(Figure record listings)
········

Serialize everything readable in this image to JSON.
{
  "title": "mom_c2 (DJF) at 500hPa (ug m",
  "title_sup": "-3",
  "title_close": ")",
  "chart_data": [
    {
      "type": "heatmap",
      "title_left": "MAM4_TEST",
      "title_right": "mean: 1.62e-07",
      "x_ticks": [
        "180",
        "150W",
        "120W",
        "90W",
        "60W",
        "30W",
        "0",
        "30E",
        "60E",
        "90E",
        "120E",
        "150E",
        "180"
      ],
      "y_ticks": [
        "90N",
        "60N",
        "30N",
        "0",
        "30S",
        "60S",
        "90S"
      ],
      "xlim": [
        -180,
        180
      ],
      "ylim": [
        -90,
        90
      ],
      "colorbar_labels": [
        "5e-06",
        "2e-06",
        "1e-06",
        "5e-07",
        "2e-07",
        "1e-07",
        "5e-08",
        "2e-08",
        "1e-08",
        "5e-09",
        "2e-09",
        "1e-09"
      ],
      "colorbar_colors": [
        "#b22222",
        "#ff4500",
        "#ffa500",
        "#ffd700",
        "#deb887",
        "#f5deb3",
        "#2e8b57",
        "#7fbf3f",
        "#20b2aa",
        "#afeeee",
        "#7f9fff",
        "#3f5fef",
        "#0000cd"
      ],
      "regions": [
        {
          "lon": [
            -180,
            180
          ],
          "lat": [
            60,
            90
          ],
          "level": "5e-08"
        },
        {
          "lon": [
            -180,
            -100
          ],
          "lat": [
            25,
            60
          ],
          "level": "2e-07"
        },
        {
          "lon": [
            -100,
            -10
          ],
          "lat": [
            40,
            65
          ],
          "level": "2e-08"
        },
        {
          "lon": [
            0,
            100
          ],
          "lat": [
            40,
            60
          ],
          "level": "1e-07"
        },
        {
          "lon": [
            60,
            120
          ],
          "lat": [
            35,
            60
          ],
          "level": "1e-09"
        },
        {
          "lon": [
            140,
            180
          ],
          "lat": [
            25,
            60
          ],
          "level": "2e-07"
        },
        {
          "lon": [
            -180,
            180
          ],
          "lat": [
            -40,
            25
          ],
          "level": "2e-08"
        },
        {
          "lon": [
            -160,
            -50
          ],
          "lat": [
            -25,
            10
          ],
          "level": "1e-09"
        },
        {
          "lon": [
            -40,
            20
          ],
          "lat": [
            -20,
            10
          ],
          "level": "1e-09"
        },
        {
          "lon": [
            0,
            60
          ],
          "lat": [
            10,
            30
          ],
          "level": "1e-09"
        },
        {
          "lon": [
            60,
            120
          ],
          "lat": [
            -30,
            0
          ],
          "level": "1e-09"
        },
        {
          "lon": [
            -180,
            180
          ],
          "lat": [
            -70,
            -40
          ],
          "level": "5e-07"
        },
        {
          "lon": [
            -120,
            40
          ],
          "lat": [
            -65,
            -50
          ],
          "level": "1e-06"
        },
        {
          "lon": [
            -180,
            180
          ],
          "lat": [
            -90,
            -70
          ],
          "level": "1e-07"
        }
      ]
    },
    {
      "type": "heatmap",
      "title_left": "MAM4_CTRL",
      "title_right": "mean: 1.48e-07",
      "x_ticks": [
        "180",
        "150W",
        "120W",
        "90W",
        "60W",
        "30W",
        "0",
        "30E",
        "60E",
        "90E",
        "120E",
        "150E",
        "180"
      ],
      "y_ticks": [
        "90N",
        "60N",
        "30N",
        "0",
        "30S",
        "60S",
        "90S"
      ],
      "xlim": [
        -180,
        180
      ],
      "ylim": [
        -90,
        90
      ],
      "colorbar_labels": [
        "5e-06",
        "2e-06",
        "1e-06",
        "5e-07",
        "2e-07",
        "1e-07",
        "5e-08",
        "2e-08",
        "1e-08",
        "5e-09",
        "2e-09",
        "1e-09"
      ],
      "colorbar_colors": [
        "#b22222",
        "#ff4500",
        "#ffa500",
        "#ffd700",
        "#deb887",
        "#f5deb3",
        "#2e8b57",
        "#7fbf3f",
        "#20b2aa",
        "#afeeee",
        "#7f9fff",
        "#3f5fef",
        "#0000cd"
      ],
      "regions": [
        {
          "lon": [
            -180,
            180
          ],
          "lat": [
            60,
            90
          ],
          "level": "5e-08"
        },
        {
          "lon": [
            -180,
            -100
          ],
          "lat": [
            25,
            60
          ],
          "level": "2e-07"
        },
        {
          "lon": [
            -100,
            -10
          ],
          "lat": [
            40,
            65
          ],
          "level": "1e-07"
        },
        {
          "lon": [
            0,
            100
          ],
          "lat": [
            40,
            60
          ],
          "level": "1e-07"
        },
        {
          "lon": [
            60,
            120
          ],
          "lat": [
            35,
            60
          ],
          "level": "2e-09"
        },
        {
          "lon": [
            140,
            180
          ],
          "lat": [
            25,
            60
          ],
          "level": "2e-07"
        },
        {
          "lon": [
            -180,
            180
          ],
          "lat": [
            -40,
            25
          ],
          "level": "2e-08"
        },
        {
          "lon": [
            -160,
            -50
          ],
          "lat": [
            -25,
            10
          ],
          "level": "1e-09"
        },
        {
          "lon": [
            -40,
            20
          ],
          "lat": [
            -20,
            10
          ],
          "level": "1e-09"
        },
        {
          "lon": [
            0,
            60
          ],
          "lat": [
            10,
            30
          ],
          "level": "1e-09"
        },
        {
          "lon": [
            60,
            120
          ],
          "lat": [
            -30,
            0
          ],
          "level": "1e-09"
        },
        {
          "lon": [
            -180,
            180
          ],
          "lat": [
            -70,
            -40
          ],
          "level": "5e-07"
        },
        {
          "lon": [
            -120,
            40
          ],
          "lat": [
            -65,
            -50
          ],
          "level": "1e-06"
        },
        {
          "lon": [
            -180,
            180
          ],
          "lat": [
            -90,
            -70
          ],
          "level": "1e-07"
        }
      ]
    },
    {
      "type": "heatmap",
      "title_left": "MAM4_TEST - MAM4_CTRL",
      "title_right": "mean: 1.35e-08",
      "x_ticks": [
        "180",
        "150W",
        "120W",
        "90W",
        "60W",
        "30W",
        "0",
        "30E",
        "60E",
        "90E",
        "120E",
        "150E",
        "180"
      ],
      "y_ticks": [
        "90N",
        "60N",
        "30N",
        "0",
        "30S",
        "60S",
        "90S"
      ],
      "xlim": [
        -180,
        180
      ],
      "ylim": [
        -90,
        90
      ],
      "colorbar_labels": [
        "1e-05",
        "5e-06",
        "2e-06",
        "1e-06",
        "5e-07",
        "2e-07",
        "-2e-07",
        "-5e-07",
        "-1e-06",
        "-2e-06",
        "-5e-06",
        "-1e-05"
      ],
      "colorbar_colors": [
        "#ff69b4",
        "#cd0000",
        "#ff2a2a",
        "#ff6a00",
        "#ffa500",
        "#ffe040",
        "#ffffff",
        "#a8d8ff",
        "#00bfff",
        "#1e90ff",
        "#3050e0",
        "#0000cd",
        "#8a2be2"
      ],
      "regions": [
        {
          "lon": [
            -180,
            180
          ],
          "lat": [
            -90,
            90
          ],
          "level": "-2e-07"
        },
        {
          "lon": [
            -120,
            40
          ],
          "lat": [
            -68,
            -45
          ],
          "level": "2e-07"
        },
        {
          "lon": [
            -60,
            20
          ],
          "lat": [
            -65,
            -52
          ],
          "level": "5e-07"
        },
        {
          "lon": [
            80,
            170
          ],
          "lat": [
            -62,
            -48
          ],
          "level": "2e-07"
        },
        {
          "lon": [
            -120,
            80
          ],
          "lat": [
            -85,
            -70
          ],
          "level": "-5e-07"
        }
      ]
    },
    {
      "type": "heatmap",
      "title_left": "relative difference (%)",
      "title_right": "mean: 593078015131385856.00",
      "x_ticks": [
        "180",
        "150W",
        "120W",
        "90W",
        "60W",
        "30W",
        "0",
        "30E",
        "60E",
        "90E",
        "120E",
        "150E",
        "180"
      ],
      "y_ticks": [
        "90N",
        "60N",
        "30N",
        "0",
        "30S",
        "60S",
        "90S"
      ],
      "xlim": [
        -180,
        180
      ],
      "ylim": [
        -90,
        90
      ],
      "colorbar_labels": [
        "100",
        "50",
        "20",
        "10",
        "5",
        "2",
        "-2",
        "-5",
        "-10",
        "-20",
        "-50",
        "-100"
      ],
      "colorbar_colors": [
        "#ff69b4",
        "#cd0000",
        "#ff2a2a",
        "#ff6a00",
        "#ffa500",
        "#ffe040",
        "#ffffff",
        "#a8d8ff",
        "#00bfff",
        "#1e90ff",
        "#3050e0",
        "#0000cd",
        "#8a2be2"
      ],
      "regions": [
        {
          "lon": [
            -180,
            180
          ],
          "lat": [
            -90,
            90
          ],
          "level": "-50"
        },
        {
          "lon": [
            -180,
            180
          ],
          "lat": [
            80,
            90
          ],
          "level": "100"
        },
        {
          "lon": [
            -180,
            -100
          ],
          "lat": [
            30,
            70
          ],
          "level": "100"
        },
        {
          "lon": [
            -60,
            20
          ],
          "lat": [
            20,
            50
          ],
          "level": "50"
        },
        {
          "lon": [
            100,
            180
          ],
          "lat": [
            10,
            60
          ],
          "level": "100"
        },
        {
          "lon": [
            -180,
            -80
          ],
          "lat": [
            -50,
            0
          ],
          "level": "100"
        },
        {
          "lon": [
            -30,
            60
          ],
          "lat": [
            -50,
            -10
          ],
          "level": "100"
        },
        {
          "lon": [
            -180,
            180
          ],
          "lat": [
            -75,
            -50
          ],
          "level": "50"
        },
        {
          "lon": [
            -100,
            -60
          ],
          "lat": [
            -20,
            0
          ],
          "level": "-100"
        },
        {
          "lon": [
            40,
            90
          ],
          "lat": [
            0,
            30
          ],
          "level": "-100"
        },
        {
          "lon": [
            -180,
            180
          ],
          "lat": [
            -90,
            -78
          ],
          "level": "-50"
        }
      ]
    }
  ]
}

········

Copy out every line where the word "mean" occurs.

# The output:
      "title_right": "mean: 1.62e-07",
      "title_right": "mean: 1.48e-07",
      "title_right": "mean: 1.35e-08",
      "title_right": "mean: 593078015131385856.00",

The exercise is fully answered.